> [TEXTO DEL EJERCICIO]
****
Recuerdo el último día que te vi bien. Llegué al pueblo y estabas en el tejado tapando una gotera de la cochera. Sonreías orgulloso enseñándome cómo estaban quedando las obras en el corral. No te podías creer que después de cinco goteros de quimio y veinticinco sesiones de radio estuvieras allí, poniendo el techo del cuarto bajo. Y cuando te abrazaba escuchaba cómo murmurabas de alegría por el simple hecho de seguir junto a nosotras.
Recuerdo los últimos días en el hospital, en los que te preguntaba si querías salir a pasear con el andador, y te besaba en la calva, siempre reluciente de tanta crema que te daba la mama para que no se te resecara la piel.
****
> [TU TAREA] Reescribe el pasaje del texto de recuerdos que empieza en las palabras "Recuerdo el último" y termina tras "resecara la piel.", poniendo "patio" en lugar de "corral". Las líneas no hacen falta para trabajar con el texto de recuerdos.

> [MATERIAL DE ESTUDIO]
****
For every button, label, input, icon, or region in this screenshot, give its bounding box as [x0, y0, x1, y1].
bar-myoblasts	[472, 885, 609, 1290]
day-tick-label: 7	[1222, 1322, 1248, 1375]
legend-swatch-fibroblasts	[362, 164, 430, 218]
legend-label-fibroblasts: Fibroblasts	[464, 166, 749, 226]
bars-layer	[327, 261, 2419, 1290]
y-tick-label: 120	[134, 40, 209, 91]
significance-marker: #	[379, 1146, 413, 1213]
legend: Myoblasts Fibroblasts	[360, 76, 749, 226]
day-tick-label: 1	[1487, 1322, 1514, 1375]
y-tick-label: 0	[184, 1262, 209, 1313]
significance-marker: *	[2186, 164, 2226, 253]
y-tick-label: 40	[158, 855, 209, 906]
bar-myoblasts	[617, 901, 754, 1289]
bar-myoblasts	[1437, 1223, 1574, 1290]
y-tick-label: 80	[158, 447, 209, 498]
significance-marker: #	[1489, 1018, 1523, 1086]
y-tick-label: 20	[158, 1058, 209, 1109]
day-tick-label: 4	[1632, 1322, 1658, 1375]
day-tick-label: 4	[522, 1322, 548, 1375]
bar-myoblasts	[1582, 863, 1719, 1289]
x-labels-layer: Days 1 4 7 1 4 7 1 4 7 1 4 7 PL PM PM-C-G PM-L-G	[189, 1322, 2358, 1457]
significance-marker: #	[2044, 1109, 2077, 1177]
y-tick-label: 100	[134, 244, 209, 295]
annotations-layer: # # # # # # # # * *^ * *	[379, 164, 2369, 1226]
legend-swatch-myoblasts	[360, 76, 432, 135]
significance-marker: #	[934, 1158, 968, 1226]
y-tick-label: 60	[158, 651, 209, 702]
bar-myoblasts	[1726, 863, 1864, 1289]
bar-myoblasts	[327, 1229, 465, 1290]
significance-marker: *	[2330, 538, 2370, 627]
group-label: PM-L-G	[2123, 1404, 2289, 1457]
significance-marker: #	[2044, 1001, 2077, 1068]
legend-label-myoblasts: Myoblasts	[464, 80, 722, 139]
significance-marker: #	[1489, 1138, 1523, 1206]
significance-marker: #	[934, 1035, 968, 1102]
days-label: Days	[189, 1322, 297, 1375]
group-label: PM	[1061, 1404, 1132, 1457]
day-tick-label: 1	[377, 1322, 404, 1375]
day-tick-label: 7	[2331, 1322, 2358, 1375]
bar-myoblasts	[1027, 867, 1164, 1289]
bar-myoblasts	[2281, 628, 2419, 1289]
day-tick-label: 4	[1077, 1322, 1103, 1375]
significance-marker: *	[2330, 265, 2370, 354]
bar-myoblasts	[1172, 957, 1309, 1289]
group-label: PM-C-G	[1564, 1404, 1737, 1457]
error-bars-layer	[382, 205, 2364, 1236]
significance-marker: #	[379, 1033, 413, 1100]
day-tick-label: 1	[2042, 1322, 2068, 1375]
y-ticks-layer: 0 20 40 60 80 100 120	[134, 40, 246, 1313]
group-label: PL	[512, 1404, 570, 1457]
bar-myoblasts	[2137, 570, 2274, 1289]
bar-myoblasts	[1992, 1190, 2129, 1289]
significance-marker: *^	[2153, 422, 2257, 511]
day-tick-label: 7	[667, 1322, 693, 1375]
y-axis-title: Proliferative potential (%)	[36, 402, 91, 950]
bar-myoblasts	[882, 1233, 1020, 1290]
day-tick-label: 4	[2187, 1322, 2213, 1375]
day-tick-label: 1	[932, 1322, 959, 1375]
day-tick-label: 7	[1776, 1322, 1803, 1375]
****
> [SOLUCIÓN]
Recuerdo el último día que te vi bien. Llegué al pueblo y estabas en el tejado tapando una gotera de la cochera. Sonreías orgulloso enseñándome cómo estaban quedando las obras en el patio. No te podías creer que después de cinco goteros de quimio y veinticinco sesiones de radio estuvieras allí, poniendo el techo del cuarto bajo. Y cuando te abrazaba escuchaba cómo murmurabas de alegría por el simple hecho de seguir junto a nosotras.
Recuerdo los últimos días en el hospital, en los que te preguntaba si querías salir a pasear con el andador, y te besaba en la calva, siempre reluciente de tanta crema que te daba la mama para que no se te resecara la piel.